[Task objective]
Each entry here needs to be set down again exactly, please; pictures are left out.

-- START Data shown --

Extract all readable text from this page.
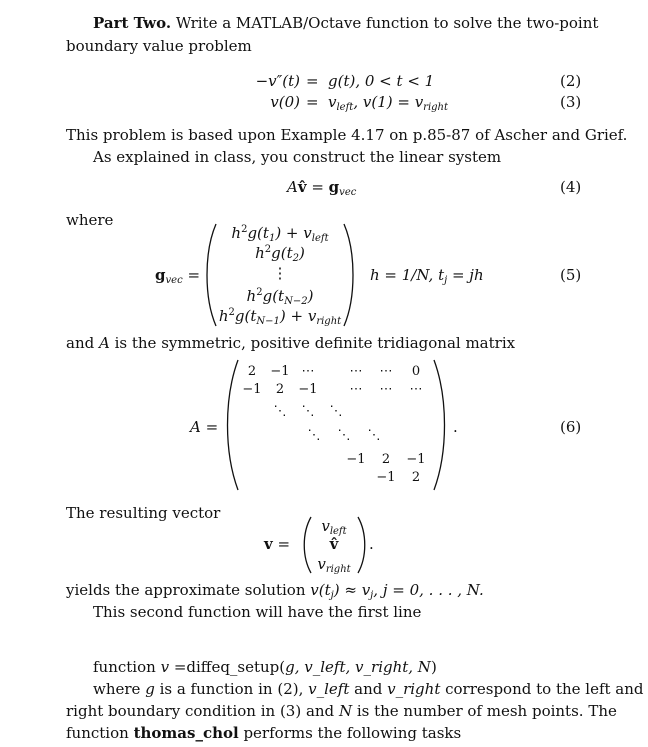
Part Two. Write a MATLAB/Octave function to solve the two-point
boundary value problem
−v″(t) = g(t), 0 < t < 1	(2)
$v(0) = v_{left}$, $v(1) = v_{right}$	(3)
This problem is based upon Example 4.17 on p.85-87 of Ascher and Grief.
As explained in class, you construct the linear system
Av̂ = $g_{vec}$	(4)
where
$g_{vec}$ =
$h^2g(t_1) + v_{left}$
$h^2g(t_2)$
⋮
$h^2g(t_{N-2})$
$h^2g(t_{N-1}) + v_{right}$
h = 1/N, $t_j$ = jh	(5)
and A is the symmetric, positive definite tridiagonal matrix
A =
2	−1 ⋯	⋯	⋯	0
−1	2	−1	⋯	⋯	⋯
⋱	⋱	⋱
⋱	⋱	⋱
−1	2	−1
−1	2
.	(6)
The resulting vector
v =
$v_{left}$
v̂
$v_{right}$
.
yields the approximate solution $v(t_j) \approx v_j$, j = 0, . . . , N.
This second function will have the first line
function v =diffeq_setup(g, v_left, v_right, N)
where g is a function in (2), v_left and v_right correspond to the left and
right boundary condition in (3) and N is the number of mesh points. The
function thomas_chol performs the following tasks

-- END Data shown --

[Exercise output]
Extract all readable text from this page.
Part Two. Write a MATLAB/Octave function to solve the two-point
boundary value problem
−v″(t) = g(t), 0 < t < 1	(2)
$v(0) = v_{left}$, $v(1) = v_{right}$	(3)
This problem is based upon Example 4.17 on p.85-87 of Ascher and Grief.
As explained in class, you construct the linear system
Av̂ = $g_{vec}$	(4)
where
$g_{vec}$ =
$h^2g(t_1) + v_{left}$
$h^2g(t_2)$
⋮
$h^2g(t_{N-2})$
$h^2g(t_{N-1}) + v_{right}$
h = 1/N, $t_j$ = jh	(5)
and A is the symmetric, positive definite tridiagonal matrix
A =
2	−1 ⋯	⋯	⋯	0
−1	2	−1	⋯	⋯	⋯
⋱	⋱	⋱
⋱	⋱	⋱
−1	2	−1
−1	2
.	(6)
The resulting vector
v =
$v_{left}$
v̂
$v_{right}$
.
yields the approximate solution $v(t_j) \approx v_j$, j = 0, . . . , N.
This second function will have the first line
function v =diffeq_setup(g, v_left, v_right, N)
where g is a function in (2), v_left and v_right correspond to the left and
right boundary condition in (3) and N is the number of mesh points. The
function thomas_chol performs the following tasks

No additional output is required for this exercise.